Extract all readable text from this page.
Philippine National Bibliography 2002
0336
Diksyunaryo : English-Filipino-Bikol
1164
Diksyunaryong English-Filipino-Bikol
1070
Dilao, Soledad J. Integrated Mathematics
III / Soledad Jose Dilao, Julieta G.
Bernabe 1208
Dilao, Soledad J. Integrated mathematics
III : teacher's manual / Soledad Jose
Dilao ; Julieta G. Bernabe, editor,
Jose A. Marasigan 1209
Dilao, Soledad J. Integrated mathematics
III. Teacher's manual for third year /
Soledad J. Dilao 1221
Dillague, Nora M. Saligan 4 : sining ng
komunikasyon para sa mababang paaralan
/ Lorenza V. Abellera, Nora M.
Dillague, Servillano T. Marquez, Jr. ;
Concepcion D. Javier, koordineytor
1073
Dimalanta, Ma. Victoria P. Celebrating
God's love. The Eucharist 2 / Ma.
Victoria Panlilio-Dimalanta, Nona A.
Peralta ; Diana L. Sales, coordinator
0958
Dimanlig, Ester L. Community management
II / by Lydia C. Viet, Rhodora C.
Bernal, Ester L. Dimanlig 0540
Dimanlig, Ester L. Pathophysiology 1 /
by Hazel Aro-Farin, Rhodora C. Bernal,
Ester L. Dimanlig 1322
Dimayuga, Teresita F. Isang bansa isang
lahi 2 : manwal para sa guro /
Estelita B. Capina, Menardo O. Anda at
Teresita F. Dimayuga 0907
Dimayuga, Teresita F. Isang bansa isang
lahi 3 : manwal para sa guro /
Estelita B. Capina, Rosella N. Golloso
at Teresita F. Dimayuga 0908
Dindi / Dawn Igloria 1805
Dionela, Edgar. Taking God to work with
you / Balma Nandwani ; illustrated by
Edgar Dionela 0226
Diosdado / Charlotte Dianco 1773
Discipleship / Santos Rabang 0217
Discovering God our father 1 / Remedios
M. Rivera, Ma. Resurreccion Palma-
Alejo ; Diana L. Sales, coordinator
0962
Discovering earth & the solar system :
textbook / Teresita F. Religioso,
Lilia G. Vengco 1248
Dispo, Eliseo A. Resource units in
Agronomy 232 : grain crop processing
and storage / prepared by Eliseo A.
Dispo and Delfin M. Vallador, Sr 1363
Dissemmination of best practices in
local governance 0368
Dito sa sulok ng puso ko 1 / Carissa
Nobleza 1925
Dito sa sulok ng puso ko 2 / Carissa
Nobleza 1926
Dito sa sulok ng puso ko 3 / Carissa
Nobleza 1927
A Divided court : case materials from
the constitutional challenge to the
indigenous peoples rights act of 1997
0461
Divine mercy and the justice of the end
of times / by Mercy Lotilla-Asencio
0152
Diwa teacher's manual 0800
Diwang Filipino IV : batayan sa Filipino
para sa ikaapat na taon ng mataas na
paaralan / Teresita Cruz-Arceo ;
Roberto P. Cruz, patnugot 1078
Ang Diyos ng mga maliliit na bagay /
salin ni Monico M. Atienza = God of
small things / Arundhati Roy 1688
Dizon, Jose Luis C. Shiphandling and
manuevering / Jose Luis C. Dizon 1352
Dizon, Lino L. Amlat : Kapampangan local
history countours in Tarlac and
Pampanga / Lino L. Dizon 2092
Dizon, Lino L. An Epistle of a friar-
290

___

**DESCRIPTION OF THE TASK:**
Give the entries once more, exactly as they appear.

**RIGHT ANSWER:**
Extract all readable text from this page.
Philippine National Bibliography 2002
0336
Diksyunaryo : English-Filipino-Bikol
1164
Diksyunaryong English-Filipino-Bikol
1070
Dilao, Soledad J. Integrated Mathematics
III / Soledad Jose Dilao, Julieta G.
Bernabe 1208
Dilao, Soledad J. Integrated mathematics
III : teacher's manual / Soledad Jose
Dilao ; Julieta G. Bernabe, editor,
Jose A. Marasigan 1209
Dilao, Soledad J. Integrated mathematics
III. Teacher's manual for third year /
Soledad J. Dilao 1221
Dillague, Nora M. Saligan 4 : sining ng
komunikasyon para sa mababang paaralan
/ Lorenza V. Abellera, Nora M.
Dillague, Servillano T. Marquez, Jr. ;
Concepcion D. Javier, koordineytor
1073
Dimalanta, Ma. Victoria P. Celebrating
God's love. The Eucharist 2 / Ma.
Victoria Panlilio-Dimalanta, Nona A.
Peralta ; Diana L. Sales, coordinator
0958
Dimanlig, Ester L. Community management
II / by Lydia C. Viet, Rhodora C.
Bernal, Ester L. Dimanlig 0540
Dimanlig, Ester L. Pathophysiology 1 /
by Hazel Aro-Farin, Rhodora C. Bernal,
Ester L. Dimanlig 1322
Dimayuga, Teresita F. Isang bansa isang
lahi 2 : manwal para sa guro /
Estelita B. Capina, Menardo O. Anda at
Teresita F. Dimayuga 0907
Dimayuga, Teresita F. Isang bansa isang
lahi 3 : manwal para sa guro /
Estelita B. Capina, Rosella N. Golloso
at Teresita F. Dimayuga 0908
Dindi / Dawn Igloria 1805
Dionela, Edgar. Taking God to work with
you / Balma Nandwani ; illustrated by
Edgar Dionela 0226
Diosdado / Charlotte Dianco 1773
Discipleship / Santos Rabang 0217
Discovering God our father 1 / Remedios
M. Rivera, Ma. Resurreccion Palma-
Alejo ; Diana L. Sales, coordinator
0962
Discovering earth & the solar system :
textbook / Teresita F. Religioso,
Lilia G. Vengco 1248
Dispo, Eliseo A. Resource units in
Agronomy 232 : grain crop processing
and storage / prepared by Eliseo A.
Dispo and Delfin M. Vallador, Sr 1363
Dissemmination of best practices in
local governance 0368
Dito sa sulok ng puso ko 1 / Carissa
Nobleza 1925
Dito sa sulok ng puso ko 2 / Carissa
Nobleza 1926
Dito sa sulok ng puso ko 3 / Carissa
Nobleza 1927
A Divided court : case materials from
the constitutional challenge to the
indigenous peoples rights act of 1997
0461
Divine mercy and the justice of the end
of times / by Mercy Lotilla-Asencio
0152
Diwa teacher's manual 0800
Diwang Filipino IV : batayan sa Filipino
para sa ikaapat na taon ng mataas na
paaralan / Teresita Cruz-Arceo ;
Roberto P. Cruz, patnugot 1078
Ang Diyos ng mga maliliit na bagay /
salin ni Monico M. Atienza = God of
small things / Arundhati Roy 1688
Dizon, Jose Luis C. Shiphandling and
manuevering / Jose Luis C. Dizon 1352
Dizon, Lino L. Amlat : Kapampangan local
history countours in Tarlac and
Pampanga / Lino L. Dizon 2092
Dizon, Lino L. An Epistle of a friar-
290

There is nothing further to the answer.